## Written instruction
The material below should be written out in full and exactly; pictures stay out of the copy.

## Listing
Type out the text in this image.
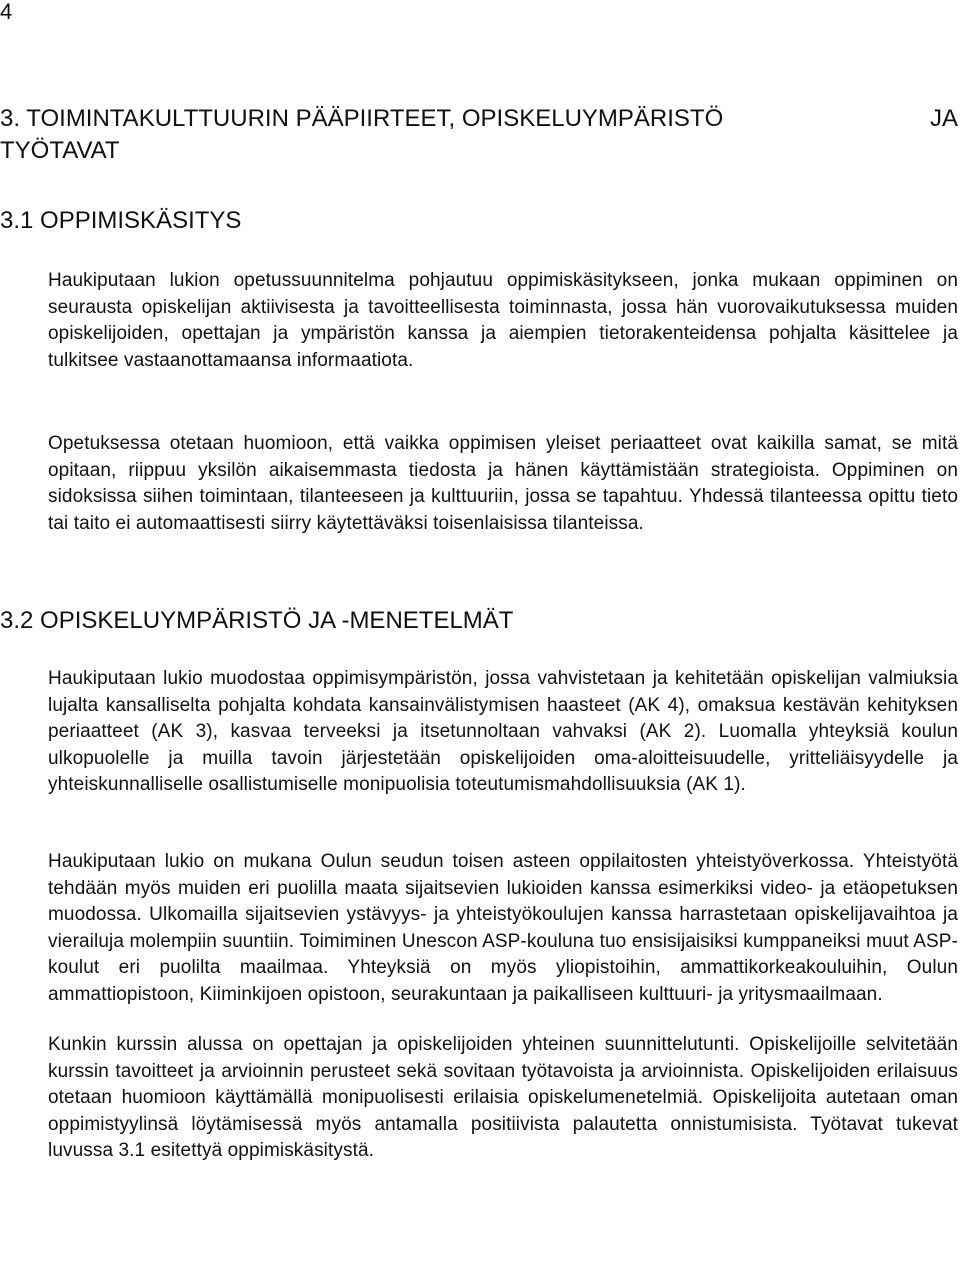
4
3. TOIMINTAKULTTUURIN PÄÄPIIRTEET, OPISKELUYMPÄRISTÖ	JA
TYÖTAVAT
3.1 OPPIMISKÄSITYS

Haukiputaan lukion opetussuunnitelma pohjautuu oppimiskäsitykseen, jonka mukaan oppiminen on seurausta opiskelijan aktiivisesta ja tavoitteellisesta toiminnasta, jossa hän vuorovaikutuksessa muiden opiskelijoiden, opettajan ja ympäristön kanssa ja aiempien tietorakenteidensa pohjalta käsittelee ja tulkitsee vastaanottamaansa informaatiota.

Opetuksessa otetaan huomioon, että vaikka oppimisen yleiset periaatteet ovat kaikilla samat, se mitä opitaan, riippuu yksilön aikaisemmasta tiedosta ja hänen käyttämistään strategioista. Oppiminen on sidoksissa siihen toimintaan, tilanteeseen ja kulttuuriin, jossa se tapahtuu. Yhdessä tilanteessa opittu tieto tai taito ei automaattisesti siirry käytettäväksi toisenlaisissa tilanteissa.

3.2 OPISKELUYMPÄRISTÖ JA -MENETELMÄT

Haukiputaan lukio muodostaa oppimisympäristön, jossa vahvistetaan ja kehitetään opiskelijan valmiuksia lujalta kansalliselta pohjalta kohdata kansainvälistymisen haasteet (AK 4), omaksua kestävän kehityksen periaatteet (AK 3), kasvaa terveeksi ja itsetunnoltaan vahvaksi (AK 2). Luomalla yhteyksiä koulun ulkopuolelle ja muilla tavoin järjestetään opiskelijoiden oma-aloitteisuudelle, yritteliäisyydelle ja yhteiskunnalliselle osallistumiselle monipuolisia toteutumismahdollisuuksia (AK 1).

Haukiputaan lukio on mukana Oulun seudun toisen asteen oppilaitosten yhteistyöverkossa. Yhteistyötä tehdään myös muiden eri puolilla maata sijaitsevien lukioiden kanssa esimerkiksi video- ja etäopetuksen muodossa. Ulkomailla sijaitsevien ystävyys- ja yhteistyökoulujen kanssa harrastetaan opiskelijavaihtoa ja vierailuja molempiin suuntiin. Toimiminen Unescon ASP-kouluna tuo ensisijaisiksi kumppaneiksi muut ASP-koulut eri puolilta maailmaa. Yhteyksiä on myös yliopistoihin, ammattikorkeakouluihin, Oulun ammattiopistoon, Kiiminkijoen opistoon, seurakuntaan ja paikalliseen kulttuuri- ja yritysmaailmaan.

Kunkin kurssin alussa on opettajan ja opiskelijoiden yhteinen suunnittelutunti. Opiskelijoille selvitetään kurssin tavoitteet ja arvioinnin perusteet sekä sovitaan työtavoista ja arvioinnista. Opiskelijoiden erilaisuus otetaan huomioon käyttämällä monipuolisesti erilaisia opiskelumenetelmiä. Opiskelijoita autetaan oman oppimistyylinsä löytämisessä myös antamalla positiivista palautetta onnistumisista. Työtavat tukevat luvussa 3.1 esitettyä oppimiskäsitystä.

## Response to the exercise
Type out the text in this image.
4
3. TOIMINTAKULTTUURIN PÄÄPIIRTEET, OPISKELUYMPÄRISTÖ	JA
TYÖTAVAT
3.1 OPPIMISKÄSITYS

Haukiputaan lukion opetussuunnitelma pohjautuu oppimiskäsitykseen, jonka mukaan oppiminen on seurausta opiskelijan aktiivisesta ja tavoitteellisesta toiminnasta, jossa hän vuorovaikutuksessa muiden opiskelijoiden, opettajan ja ympäristön kanssa ja aiempien tietorakenteidensa pohjalta käsittelee ja tulkitsee vastaanottamaansa informaatiota.

Opetuksessa otetaan huomioon, että vaikka oppimisen yleiset periaatteet ovat kaikilla samat, se mitä opitaan, riippuu yksilön aikaisemmasta tiedosta ja hänen käyttämistään strategioista. Oppiminen on sidoksissa siihen toimintaan, tilanteeseen ja kulttuuriin, jossa se tapahtuu. Yhdessä tilanteessa opittu tieto tai taito ei automaattisesti siirry käytettäväksi toisenlaisissa tilanteissa.

3.2 OPISKELUYMPÄRISTÖ JA -MENETELMÄT

Haukiputaan lukio muodostaa oppimisympäristön, jossa vahvistetaan ja kehitetään opiskelijan valmiuksia lujalta kansalliselta pohjalta kohdata kansainvälistymisen haasteet (AK 4), omaksua kestävän kehityksen periaatteet (AK 3), kasvaa terveeksi ja itsetunnoltaan vahvaksi (AK 2). Luomalla yhteyksiä koulun ulkopuolelle ja muilla tavoin järjestetään opiskelijoiden oma-aloitteisuudelle, yritteliäisyydelle ja yhteiskunnalliselle osallistumiselle monipuolisia toteutumismahdollisuuksia (AK 1).

Haukiputaan lukio on mukana Oulun seudun toisen asteen oppilaitosten yhteistyöverkossa. Yhteistyötä tehdään myös muiden eri puolilla maata sijaitsevien lukioiden kanssa esimerkiksi video- ja etäopetuksen muodossa. Ulkomailla sijaitsevien ystävyys- ja yhteistyökoulujen kanssa harrastetaan opiskelijavaihtoa ja vierailuja molempiin suuntiin. Toimiminen Unescon ASP-kouluna tuo ensisijaisiksi kumppaneiksi muut ASP-koulut eri puolilta maailmaa. Yhteyksiä on myös yliopistoihin, ammattikorkeakouluihin, Oulun ammattiopistoon, Kiiminkijoen opistoon, seurakuntaan ja paikalliseen kulttuuri- ja yritysmaailmaan.

Kunkin kurssin alussa on opettajan ja opiskelijoiden yhteinen suunnittelutunti. Opiskelijoille selvitetään kurssin tavoitteet ja arvioinnin perusteet sekä sovitaan työtavoista ja arvioinnista. Opiskelijoiden erilaisuus otetaan huomioon käyttämällä monipuolisesti erilaisia opiskelumenetelmiä. Opiskelijoita autetaan oman oppimistyylinsä löytämisessä myös antamalla positiivista palautetta onnistumisista. Työtavat tukevat luvussa 3.1 esitettyä oppimiskäsitystä.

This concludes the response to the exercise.